■ Requirements ■
Transcribe only the stretch of lines that opens with the line containing "Output the text content of this document." and closes with the last line of the listing, skipping pictures.

■ Materials provided ■
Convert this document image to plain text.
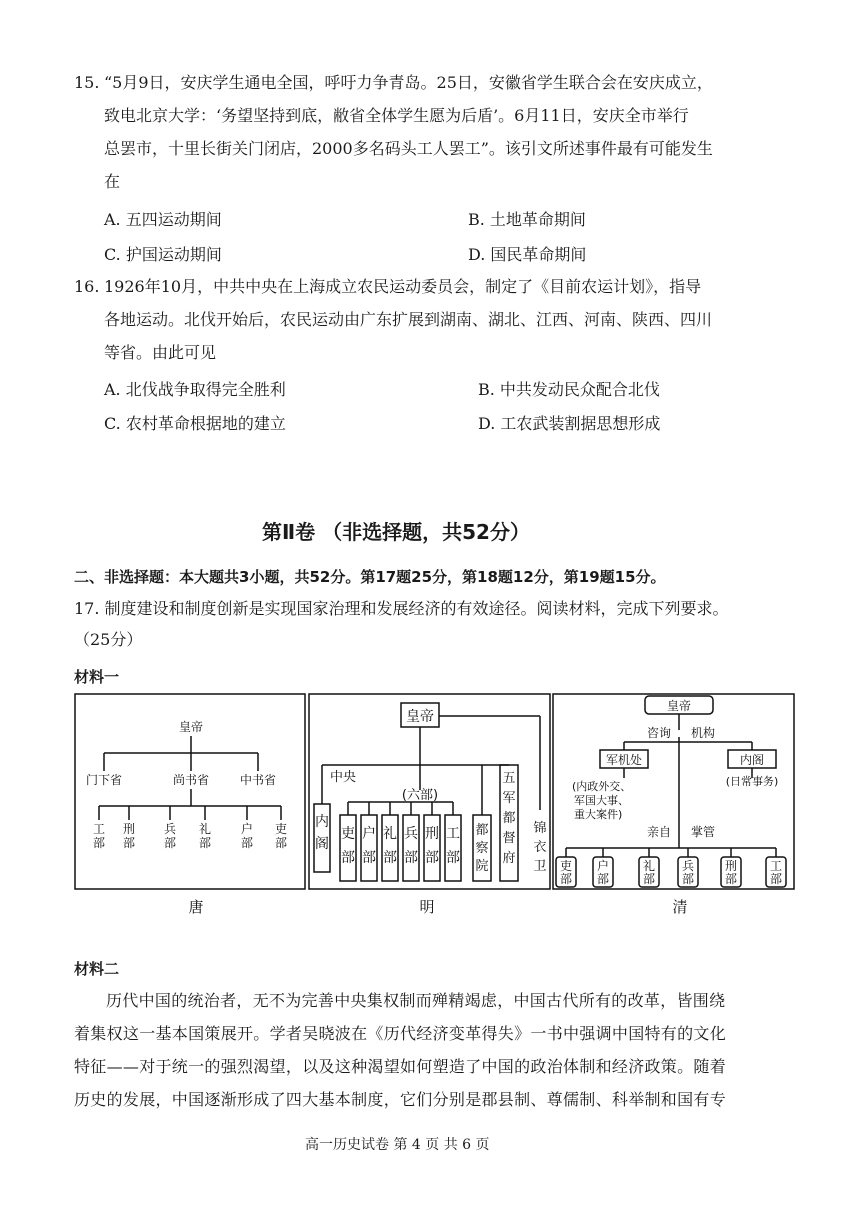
15. “5月9日，安庆学生通电全国，呼吁力争青岛。25日，安徽省学生联合会在安庆成立，
致电北京大学：‘务望坚持到底，敝省全体学生愿为后盾’。6月11日，安庆全市举行
总罢市，十里长街关门闭店，2000多名码头工人罢工”。该引文所述事件最有可能发生
在
A. 五四运动期间	B. 土地革命期间
C. 护国运动期间	D. 国民革命期间
16. 1926年10月，中共中央在上海成立农民运动委员会，制定了《目前农运计划》，指导
各地运动。北伐开始后，农民运动由广东扩展到湖南、湖北、江西、河南、陕西、四川
等省。由此可见
A. 北伐战争取得完全胜利	B. 中共发动民众配合北伐
C. 农村革命根据地的建立	D. 工农武装割据思想形成
第Ⅱ卷 （非选择题，共52分）
二、非选择题：本大题共3小题，共52分。第17题25分，第18题12分，第19题15分。
17. 制度建设和制度创新是实现国家治理和发展经济的有效途径。阅读材料，完成下列要求。
（25分）
材料一
皇帝
门下省	尚书省	中书省
工
部
刑
部
兵
部
礼
部
户
部
吏
部
唐
皇帝
中央
(六部)
内
阁
吏
部
户
部
礼
部
兵
部
刑
部
工
部
都
察
院
五
军
都
督
府
锦
衣
卫
明
皇帝
咨询 机构
军机处	内阁
(内政外交、
军国大事、
重大案件)
(日常事务)
亲自 掌管
吏
部
户
部
礼
部
兵
部
刑
部
工
部
清
材料二
历代中国的统治者，无不为完善中央集权制而殚精竭虑，中国古代所有的改革，皆围绕
着集权这一基本国策展开。学者吴晓波在《历代经济变革得失》一书中强调中国特有的文化
特征——对于统一的强烈渴望，以及这种渴望如何塑造了中国的政治体制和经济政策。随着
历史的发展，中国逐渐形成了四大基本制度，它们分别是郡县制、尊儒制、科举制和国有专
高一历史试卷 第 4 页 共 6 页
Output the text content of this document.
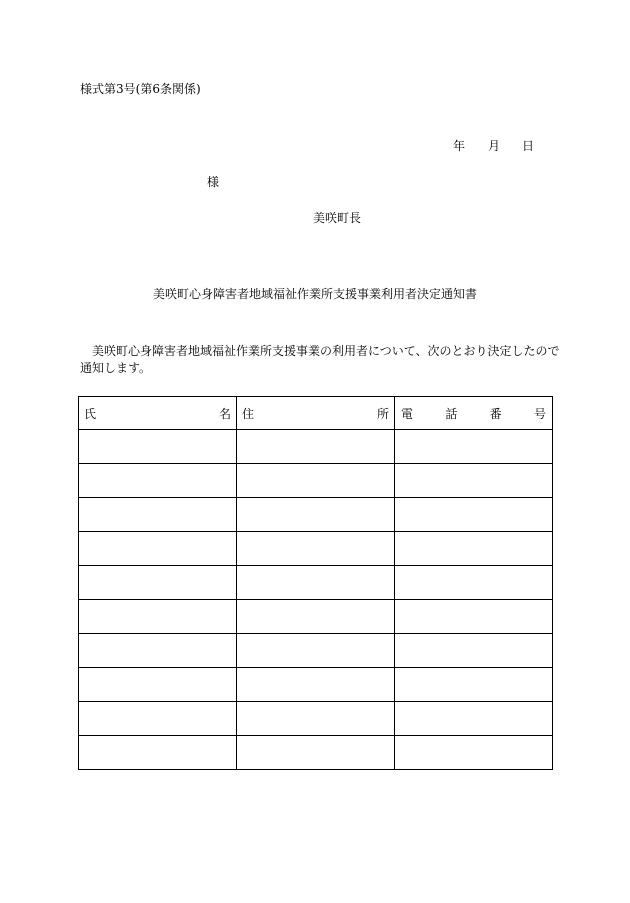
様式第3号(第6条関係)
年 月 日
様
美咲町長
美咲町心身障害者地域福祉作業所支援事業利用者決定通知書
美咲町心身障害者地域福祉作業所支援事業の利用者について、次のとおり決定したので
通知します。
氏 名	住 所	電 話 番 号
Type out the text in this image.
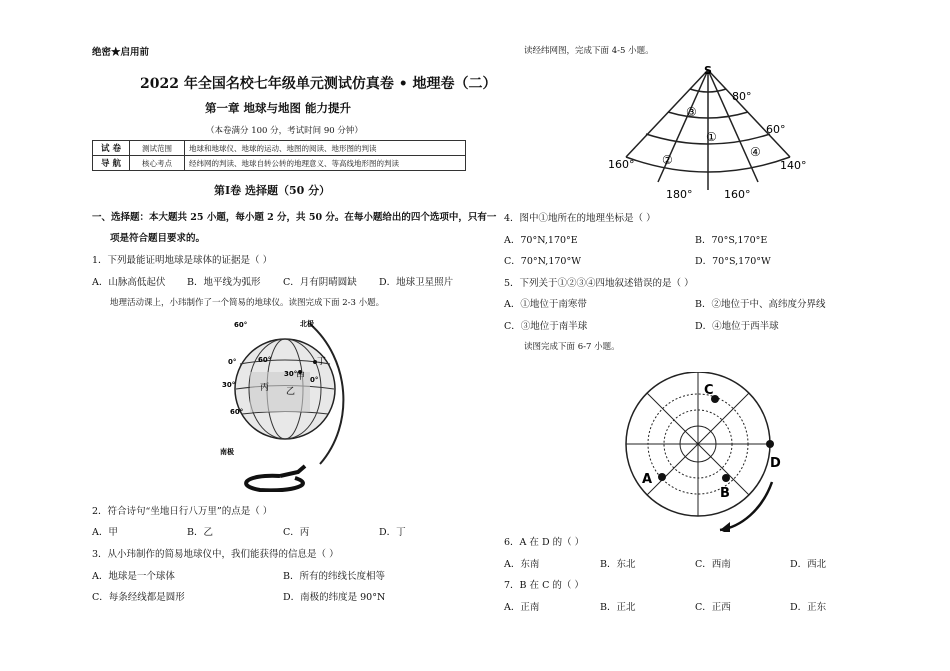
绝密★启用前
2022 年全国名校七年级单元测试仿真卷 • 地理卷（二）
第一章 地球与地图 能力提升
（本卷满分 100 分，考试时间 90 分钟）
试 卷	测试范围	地球和地球仪、地球的运动、地图的阅读、地形图的判读
导 航	核心考点	经纬网的判读、地球自转公转的地理意义、等高线地形图的判读
第Ⅰ卷 选择题（50 分）
一、选择题：本大题共 25 小题，每小题 2 分，共 50 分。在每小题给出的四个选项中，只有一
项是符合题目要求的。
1．下列最能证明地球是球体的证据是（ ）
A．山脉高低起伏 B．地平线为弧形 C．月有阴晴圆缺 D．地球卫星照片
地理活动课上，小玮制作了一个简易的地球仪。读图完成下面 2-3 小题。
北极
南极
60°
0°
30°
60°
60°
30°
0°
甲
乙
丙
丁
2．符合诗句“坐地日行八万里”的点是（ ）
A．甲	B．乙	C．丙	D．丁
3．从小玮制作的简易地球仪中，我们能获得的信息是（ ）
A．地球是一个球体	B．所有的纬线长度相等
C．每条经线都是圆形	D．南极的纬度是 90°N
读经纬网图，完成下面 4-5 小题。
S
80°
60°
160°
180°	160°
140°
③
①
②
④
4．图中①地所在的地理坐标是（ ）
A．70°N,170°E	B．70°S,170°E
C．70°N,170°W	D．70°S,170°W
5．下列关于①②③④四地叙述错误的是（ ）
A．①地位于南寒带	B．②地位于中、高纬度分界线
C．③地位于南半球	D．④地位于西半球
读图完成下面 6-7 小题。
C
D
A
B
6．A 在 D 的（ ）
A．东南	B．东北	C．西南	D．西北
7．B 在 C 的（ ）
A．正南	B．正北	C．正西	D．正东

■ Exercise response ■
Output the text content of this document.
様式第3号(第6条関係)
年 月 日
様
美咲町長
美咲町心身障害者地域福祉作業所支援事業利用者決定通知書
美咲町心身障害者地域福祉作業所支援事業の利用者について、次のとおり決定したので
通知します。
氏 名	住 所	電 話 番 号
Type out the text in this image.
绝密★启用前
2022 年全国名校七年级单元测试仿真卷 • 地理卷（二）
第一章 地球与地图 能力提升
（本卷满分 100 分，考试时间 90 分钟）
试 卷	测试范围	地球和地球仪、地球的运动、地图的阅读、地形图的判读
导 航	核心考点	经纬网的判读、地球自转公转的地理意义、等高线地形图的判读
第Ⅰ卷 选择题（50 分）
一、选择题：本大题共 25 小题，每小题 2 分，共 50 分。在每小题给出的四个选项中，只有一
项是符合题目要求的。
1．下列最能证明地球是球体的证据是（ ）
A．山脉高低起伏 B．地平线为弧形 C．月有阴晴圆缺 D．地球卫星照片
地理活动课上，小玮制作了一个简易的地球仪。读图完成下面 2-3 小题。
北极
南极
60°
0°
30°
60°
60°
30°
0°
甲
乙
丙
丁
2．符合诗句“坐地日行八万里”的点是（ ）
A．甲	B．乙	C．丙	D．丁
3．从小玮制作的简易地球仪中，我们能获得的信息是（ ）
A．地球是一个球体	B．所有的纬线长度相等
C．每条经线都是圆形	D．南极的纬度是 90°N
读经纬网图，完成下面 4-5 小题。
S
80°
60°
160°
180°	160°
140°
③
①
②
④
4．图中①地所在的地理坐标是（ ）
A．70°N,170°E	B．70°S,170°E
C．70°N,170°W	D．70°S,170°W
5．下列关于①②③④四地叙述错误的是（ ）
A．①地位于南寒带	B．②地位于中、高纬度分界线
C．③地位于南半球	D．④地位于西半球
读图完成下面 6-7 小题。
C
D
A
B
6．A 在 D 的（ ）
A．东南	B．东北	C．西南	D．西北
7．B 在 C 的（ ）
A．正南	B．正北	C．正西	D．正东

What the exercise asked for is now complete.